**THE REQUEST**. Each entry should be quoted word for word, including every mark of punctuation.
= = = =
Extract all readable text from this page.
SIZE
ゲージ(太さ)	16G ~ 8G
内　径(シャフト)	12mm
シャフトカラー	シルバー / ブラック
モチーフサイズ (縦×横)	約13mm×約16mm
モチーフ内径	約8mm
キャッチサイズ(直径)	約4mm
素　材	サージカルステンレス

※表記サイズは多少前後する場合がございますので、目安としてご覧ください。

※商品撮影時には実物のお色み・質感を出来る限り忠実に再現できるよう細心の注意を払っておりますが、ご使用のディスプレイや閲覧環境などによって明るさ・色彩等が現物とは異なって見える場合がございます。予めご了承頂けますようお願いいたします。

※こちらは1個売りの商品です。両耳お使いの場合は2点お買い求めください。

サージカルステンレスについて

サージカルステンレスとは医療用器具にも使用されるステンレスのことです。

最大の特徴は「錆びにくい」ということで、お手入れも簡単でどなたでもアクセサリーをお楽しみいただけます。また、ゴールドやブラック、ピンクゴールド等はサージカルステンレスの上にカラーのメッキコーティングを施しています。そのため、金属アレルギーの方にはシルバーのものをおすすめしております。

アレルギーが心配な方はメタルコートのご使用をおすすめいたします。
= = = =
**ANSWER TO THIS PROBLEM**.
Extract all readable text from this page.
SIZE
ゲージ(太さ)	16G ~ 8G
内　径(シャフト)	12mm
シャフトカラー	シルバー / ブラック
モチーフサイズ (縦×横)	約13mm×約16mm
モチーフ内径	約8mm
キャッチサイズ(直径)	約4mm
素　材	サージカルステンレス

※表記サイズは多少前後する場合がございますので、目安としてご覧ください。

※商品撮影時には実物のお色み・質感を出来る限り忠実に再現できるよう細心の注意を払っておりますが、ご使用のディスプレイや閲覧環境などによって明るさ・色彩等が現物とは異なって見える場合がございます。予めご了承頂けますようお願いいたします。

※こちらは1個売りの商品です。両耳お使いの場合は2点お買い求めください。

サージカルステンレスについて

サージカルステンレスとは医療用器具にも使用されるステンレスのことです。

最大の特徴は「錆びにくい」ということで、お手入れも簡単でどなたでもアクセサリーをお楽しみいただけます。また、ゴールドやブラック、ピンクゴールド等はサージカルステンレスの上にカラーのメッキコーティングを施しています。そのため、金属アレルギーの方にはシルバーのものをおすすめしております。

アレルギーが心配な方はメタルコートのご使用をおすすめいたします。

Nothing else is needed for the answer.